Saved entries
▬▬▬

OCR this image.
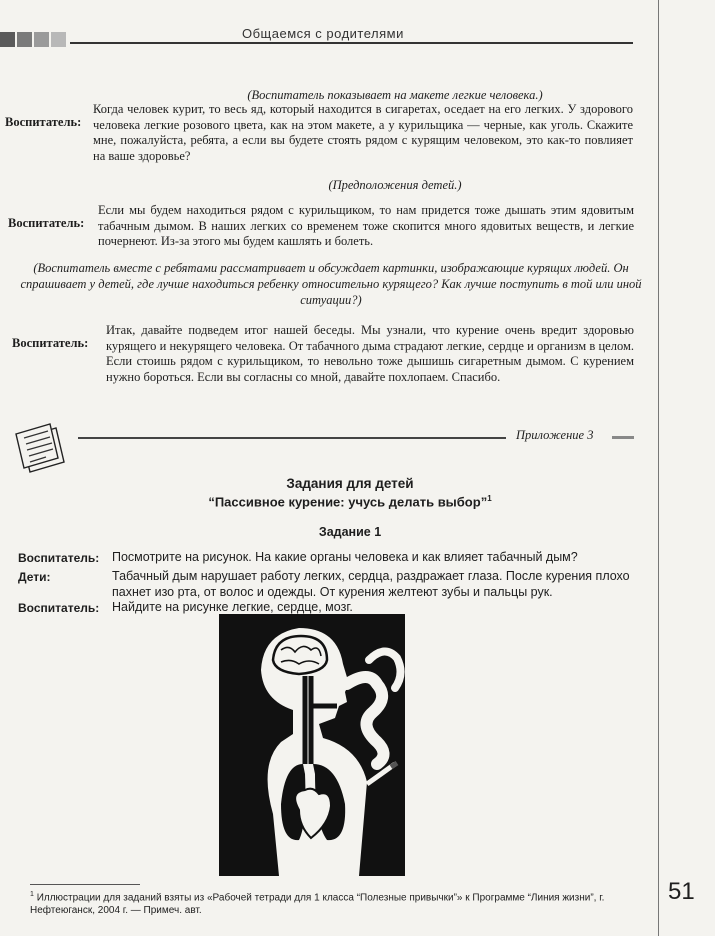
Общаемся с родителями
(Воспитатель показывает на макете легкие человека.)
Воспитатель:
Когда человек курит, то весь яд, который находится в сигаретах, оседает на его легких. У здорового человека легкие розового цвета, как на этом макете, а у курильщика — черные, как уголь. Скажите мне, пожалуйста, ребята, а если вы будете стоять рядом с курящим человеком, это как-то повлияет на ваше здоровье?
(Предположения детей.)
Воспитатель:
Если мы будем находиться рядом с курильщиком, то нам придется тоже дышать этим ядовитым табачным дымом. В наших легких со временем тоже скопится много ядовитых веществ, и легкие почернеют. Из-за этого мы будем кашлять и болеть.
(Воспитатель вместе с ребятами рассматривает и обсуждает картинки, изображающие курящих людей. Он спрашивает у детей, где лучше находиться ребенку относительно курящего? Как лучше поступить в той или иной ситуации?)
Воспитатель:
Итак, давайте подведем итог нашей беседы. Мы узнали, что курение очень вредит здоровью курящего и некурящего человека. От табачного дыма страдают легкие, сердце и организм в целом. Если стоишь рядом с курильщиком, то невольно тоже дышишь сигаретным дымом. С курением нужно бороться. Если вы согласны со мной, давайте похлопаем. Спасибо.
Приложение 3
Задания для детей
“Пассивное курение: учусь делать выбор”$^1$
Задание 1
Воспитатель: Посмотрите на рисунок. На какие органы человека и как влияет табачный дым?
Дети:	Табачный дым нарушает работу легких, сердца, раздражает глаза. После курения плохо пахнет изо рта, от волос и одежды. От курения желтеют зубы и пальцы рук.
Воспитатель: Найдите на рисунке легкие, сердце, мозг.
$^1$ Иллюстрации для заданий взяты из «Рабочей тетради для 1 класса “Полезные привычки”» к Программе “Линия жизни”, г. Нефтеюганск, 2004 г. — Примеч. авт.
51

▬▬▬

AIM.
Reproduce every entry word for word, but skip any pictures.

CORRECT RESPONSE.
OCR this image.
Общаемся с родителями
(Воспитатель показывает на макете легкие человека.)
Воспитатель:
Когда человек курит, то весь яд, который находится в сигаретах, оседает на его легких. У здорового человека легкие розового цвета, как на этом макете, а у курильщика — черные, как уголь. Скажите мне, пожалуйста, ребята, а если вы будете стоять рядом с курящим человеком, это как-то повлияет на ваше здоровье?
(Предположения детей.)
Воспитатель:
Если мы будем находиться рядом с курильщиком, то нам придется тоже дышать этим ядовитым табачным дымом. В наших легких со временем тоже скопится много ядовитых веществ, и легкие почернеют. Из-за этого мы будем кашлять и болеть.
(Воспитатель вместе с ребятами рассматривает и обсуждает картинки, изображающие курящих людей. Он спрашивает у детей, где лучше находиться ребенку относительно курящего? Как лучше поступить в той или иной ситуации?)
Воспитатель:
Итак, давайте подведем итог нашей беседы. Мы узнали, что курение очень вредит здоровью курящего и некурящего человека. От табачного дыма страдают легкие, сердце и организм в целом. Если стоишь рядом с курильщиком, то невольно тоже дышишь сигаретным дымом. С курением нужно бороться. Если вы согласны со мной, давайте похлопаем. Спасибо.
Приложение 3
Задания для детей
“Пассивное курение: учусь делать выбор”$^1$
Задание 1
Воспитатель: Посмотрите на рисунок. На какие органы человека и как влияет табачный дым?
Дети:	Табачный дым нарушает работу легких, сердца, раздражает глаза. После курения плохо пахнет изо рта, от волос и одежды. От курения желтеют зубы и пальцы рук.
Воспитатель: Найдите на рисунке легкие, сердце, мозг.
$^1$ Иллюстрации для заданий взяты из «Рабочей тетради для 1 класса “Полезные привычки”» к Программе “Линия жизни”, г. Нефтеюганск, 2004 г. — Примеч. авт.
51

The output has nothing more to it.